## ROWS

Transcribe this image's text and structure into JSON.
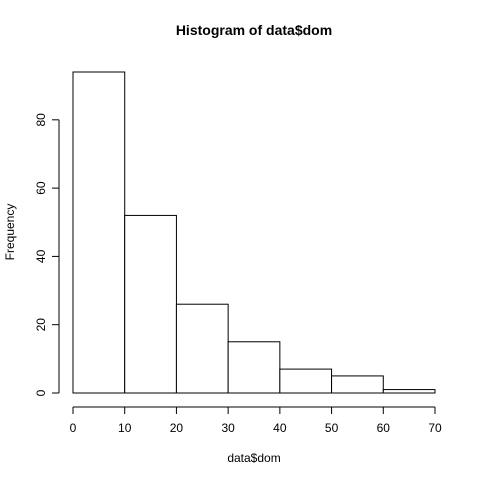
{
  "chart_data": {
    "type": "bar",
    "title": "Histogram of data$dom",
    "xlabel": "data$dom",
    "ylabel": "Frequency",
    "bin_edges": [
      0,
      10,
      20,
      30,
      40,
      50,
      60,
      70
    ],
    "values": [
      94,
      52,
      26,
      15,
      7,
      5,
      1
    ],
    "xlim": [
      0,
      70
    ],
    "ylim": [
      0,
      94
    ],
    "xticks": [
      0,
      10,
      20,
      30,
      40,
      50,
      60,
      70
    ],
    "yticks": [
      0,
      20,
      40,
      60,
      80
    ],
    "grid": false
  }
}
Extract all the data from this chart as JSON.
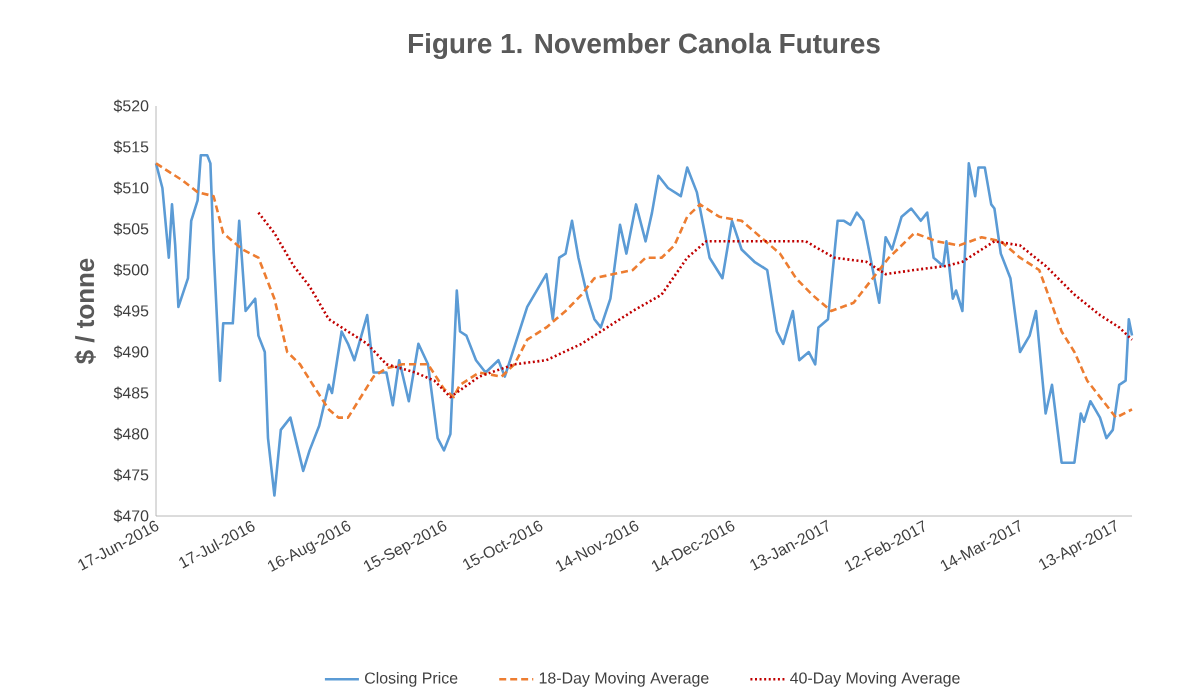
{
  "chart_data": {
    "type": "line",
    "title": "Figure 1. November Canola Futures",
    "ylabel": "$ / tonne",
    "xlim": [
      "2016-06-17",
      "2017-04-18"
    ],
    "xticks": [
      {
        "value": "2016-06-17",
        "label": "17-Jun-2016"
      },
      {
        "value": "2016-07-17",
        "label": "17-Jul-2016"
      },
      {
        "value": "2016-08-16",
        "label": "16-Aug-2016"
      },
      {
        "value": "2016-09-15",
        "label": "15-Sep-2016"
      },
      {
        "value": "2016-10-15",
        "label": "15-Oct-2016"
      },
      {
        "value": "2016-11-14",
        "label": "14-Nov-2016"
      },
      {
        "value": "2016-12-14",
        "label": "14-Dec-2016"
      },
      {
        "value": "2017-01-13",
        "label": "13-Jan-2017"
      },
      {
        "value": "2017-02-12",
        "label": "12-Feb-2017"
      },
      {
        "value": "2017-03-14",
        "label": "14-Mar-2017"
      },
      {
        "value": "2017-04-13",
        "label": "13-Apr-2017"
      }
    ],
    "ylim": [
      470,
      520
    ],
    "yticks": [
      {
        "value": 470,
        "label": "$470"
      },
      {
        "value": 475,
        "label": "$475"
      },
      {
        "value": 480,
        "label": "$480"
      },
      {
        "value": 485,
        "label": "$485"
      },
      {
        "value": 490,
        "label": "$490"
      },
      {
        "value": 495,
        "label": "$495"
      },
      {
        "value": 500,
        "label": "$500"
      },
      {
        "value": 505,
        "label": "$505"
      },
      {
        "value": 510,
        "label": "$510"
      },
      {
        "value": 515,
        "label": "$515"
      },
      {
        "value": 520,
        "label": "$520"
      }
    ],
    "grid": false,
    "legend": "bottom",
    "marker": "none",
    "series": [
      {
        "name": "Closing Price",
        "color": "#5b9bd5",
        "line_style": "solid",
        "x": [
          "2016-06-17",
          "2016-06-19",
          "2016-06-21",
          "2016-06-22",
          "2016-06-23",
          "2016-06-24",
          "2016-06-27",
          "2016-06-28",
          "2016-06-30",
          "2016-07-01",
          "2016-07-03",
          "2016-07-04",
          "2016-07-05",
          "2016-07-07",
          "2016-07-08",
          "2016-07-11",
          "2016-07-13",
          "2016-07-15",
          "2016-07-18",
          "2016-07-19",
          "2016-07-21",
          "2016-07-22",
          "2016-07-24",
          "2016-07-26",
          "2016-07-29",
          "2016-08-02",
          "2016-08-04",
          "2016-08-07",
          "2016-08-10",
          "2016-08-11",
          "2016-08-14",
          "2016-08-16",
          "2016-08-18",
          "2016-08-22",
          "2016-08-24",
          "2016-08-28",
          "2016-08-30",
          "2016-09-01",
          "2016-09-04",
          "2016-09-07",
          "2016-09-10",
          "2016-09-13",
          "2016-09-15",
          "2016-09-17",
          "2016-09-19",
          "2016-09-20",
          "2016-09-22",
          "2016-09-25",
          "2016-09-28",
          "2016-10-02",
          "2016-10-04",
          "2016-10-11",
          "2016-10-17",
          "2016-10-19",
          "2016-10-21",
          "2016-10-23",
          "2016-10-25",
          "2016-10-27",
          "2016-10-30",
          "2016-11-01",
          "2016-11-03",
          "2016-11-06",
          "2016-11-09",
          "2016-11-11",
          "2016-11-14",
          "2016-11-17",
          "2016-11-19",
          "2016-11-21",
          "2016-11-24",
          "2016-11-28",
          "2016-11-30",
          "2016-12-03",
          "2016-12-06",
          "2016-12-07",
          "2016-12-11",
          "2016-12-14",
          "2016-12-17",
          "2016-12-21",
          "2016-12-25",
          "2016-12-28",
          "2016-12-30",
          "2017-01-02",
          "2017-01-04",
          "2017-01-07",
          "2017-01-09",
          "2017-01-10",
          "2017-01-13",
          "2017-01-16",
          "2017-01-18",
          "2017-01-20",
          "2017-01-22",
          "2017-01-24",
          "2017-01-26",
          "2017-01-29",
          "2017-01-31",
          "2017-02-02",
          "2017-02-05",
          "2017-02-08",
          "2017-02-11",
          "2017-02-13",
          "2017-02-15",
          "2017-02-18",
          "2017-02-19",
          "2017-02-21",
          "2017-02-22",
          "2017-02-24",
          "2017-02-26",
          "2017-02-28",
          "2017-03-01",
          "2017-03-03",
          "2017-03-05",
          "2017-03-06",
          "2017-03-08",
          "2017-03-11",
          "2017-03-14",
          "2017-03-17",
          "2017-03-19",
          "2017-03-22",
          "2017-03-24",
          "2017-03-27",
          "2017-03-31",
          "2017-04-02",
          "2017-04-03",
          "2017-04-05",
          "2017-04-08",
          "2017-04-10",
          "2017-04-12",
          "2017-04-14",
          "2017-04-16",
          "2017-04-17",
          "2017-04-18"
        ],
        "values": [
          513,
          510,
          501.5,
          508,
          503,
          495.5,
          499,
          506,
          508.5,
          514,
          514,
          513,
          502.5,
          486.5,
          493.5,
          493.5,
          506,
          495,
          496.5,
          492,
          490,
          479.5,
          472.5,
          480.5,
          482,
          475.5,
          478,
          481,
          486,
          485,
          492.5,
          491,
          489,
          494.5,
          487.5,
          487.5,
          483.5,
          489,
          484,
          491,
          488.5,
          479.5,
          478,
          480,
          497.5,
          492.5,
          492,
          489,
          487.5,
          489,
          487,
          495.5,
          499.5,
          494,
          501.5,
          502,
          506,
          501.5,
          496.5,
          494,
          493,
          496.5,
          505.5,
          502,
          508,
          503.5,
          507,
          511.5,
          510,
          509,
          512.5,
          509.5,
          503.5,
          501.5,
          499,
          506,
          502.5,
          501,
          500,
          492.5,
          491,
          495,
          489,
          490,
          488.5,
          493,
          494,
          506,
          506,
          505.5,
          507,
          506,
          502,
          496,
          504,
          502.5,
          506.5,
          507.5,
          506,
          507,
          501.5,
          500.5,
          503.5,
          496.5,
          497.5,
          495,
          513,
          509,
          512.5,
          512.5,
          508,
          507.5,
          502,
          499,
          490,
          492,
          495,
          482.5,
          486,
          476.5,
          476.5,
          482.5,
          481.5,
          484,
          482,
          479.5,
          480.5,
          486,
          486.5,
          494,
          492
        ]
      },
      {
        "name": "18-Day Moving Average",
        "color": "#ed7d31",
        "line_style": "dashed",
        "x": [
          "2016-06-17",
          "2016-06-25",
          "2016-06-30",
          "2016-07-05",
          "2016-07-08",
          "2016-07-14",
          "2016-07-19",
          "2016-07-24",
          "2016-07-28",
          "2016-08-01",
          "2016-08-05",
          "2016-08-10",
          "2016-08-13",
          "2016-08-16",
          "2016-08-20",
          "2016-08-24",
          "2016-08-28",
          "2016-09-02",
          "2016-09-06",
          "2016-09-10",
          "2016-09-15",
          "2016-09-18",
          "2016-09-20",
          "2016-09-26",
          "2016-10-03",
          "2016-10-07",
          "2016-10-11",
          "2016-10-17",
          "2016-10-23",
          "2016-10-28",
          "2016-11-01",
          "2016-11-07",
          "2016-11-13",
          "2016-11-17",
          "2016-11-22",
          "2016-11-26",
          "2016-11-30",
          "2016-12-04",
          "2016-12-10",
          "2016-12-17",
          "2016-12-23",
          "2016-12-29",
          "2017-01-03",
          "2017-01-08",
          "2017-01-14",
          "2017-01-21",
          "2017-01-27",
          "2017-02-01",
          "2017-02-09",
          "2017-02-16",
          "2017-02-23",
          "2017-03-02",
          "2017-03-08",
          "2017-03-14",
          "2017-03-20",
          "2017-03-27",
          "2017-03-31",
          "2017-04-04",
          "2017-04-08",
          "2017-04-13",
          "2017-04-18"
        ],
        "values": [
          513,
          511,
          509.5,
          509,
          504.5,
          502.5,
          501.5,
          496.5,
          490,
          488.5,
          486,
          483,
          482,
          482,
          484.5,
          487,
          488,
          488.5,
          488.5,
          488.5,
          485.5,
          484.5,
          486,
          487.5,
          487,
          488.5,
          491.5,
          493,
          495,
          497,
          499,
          499.5,
          500,
          501.5,
          501.5,
          503,
          506.5,
          508,
          506.5,
          506,
          504,
          502,
          499,
          497,
          495,
          496,
          499,
          501.5,
          504.5,
          503.5,
          503,
          504,
          503.5,
          501.5,
          500,
          492.5,
          490,
          486.5,
          484.5,
          482,
          483
        ]
      },
      {
        "name": "40-Day Moving Average",
        "color": "#c00000",
        "line_style": "dotted",
        "x": [
          "2016-07-19",
          "2016-07-24",
          "2016-07-30",
          "2016-08-04",
          "2016-08-10",
          "2016-08-16",
          "2016-08-22",
          "2016-08-28",
          "2016-09-06",
          "2016-09-12",
          "2016-09-17",
          "2016-09-26",
          "2016-10-07",
          "2016-10-17",
          "2016-10-28",
          "2016-11-05",
          "2016-11-13",
          "2016-11-22",
          "2016-11-30",
          "2016-12-06",
          "2016-12-17",
          "2016-12-27",
          "2017-01-06",
          "2017-01-15",
          "2017-01-25",
          "2017-01-31",
          "2017-02-09",
          "2017-02-19",
          "2017-02-24",
          "2017-03-06",
          "2017-03-14",
          "2017-03-22",
          "2017-03-31",
          "2017-04-08",
          "2017-04-14",
          "2017-04-18"
        ],
        "values": [
          507,
          504.5,
          500.5,
          498,
          494,
          492.5,
          491,
          488.5,
          487.5,
          486.5,
          484.5,
          487,
          488.5,
          489,
          491,
          493,
          495,
          497,
          501.5,
          503.5,
          503.5,
          503.5,
          503.5,
          501.5,
          501,
          499.5,
          500,
          500.5,
          501,
          503.5,
          503,
          500.5,
          497,
          494.5,
          493,
          491.5
        ]
      }
    ]
  }
}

## EXERCISE DESCRIPTION
Where does the word "title" appear? Return each line that holds it.

## SOLUTION TO THIS PROBLEM
    "title": "Histogram of data$dom",
    "title": "Figure 1. November Canola Futures",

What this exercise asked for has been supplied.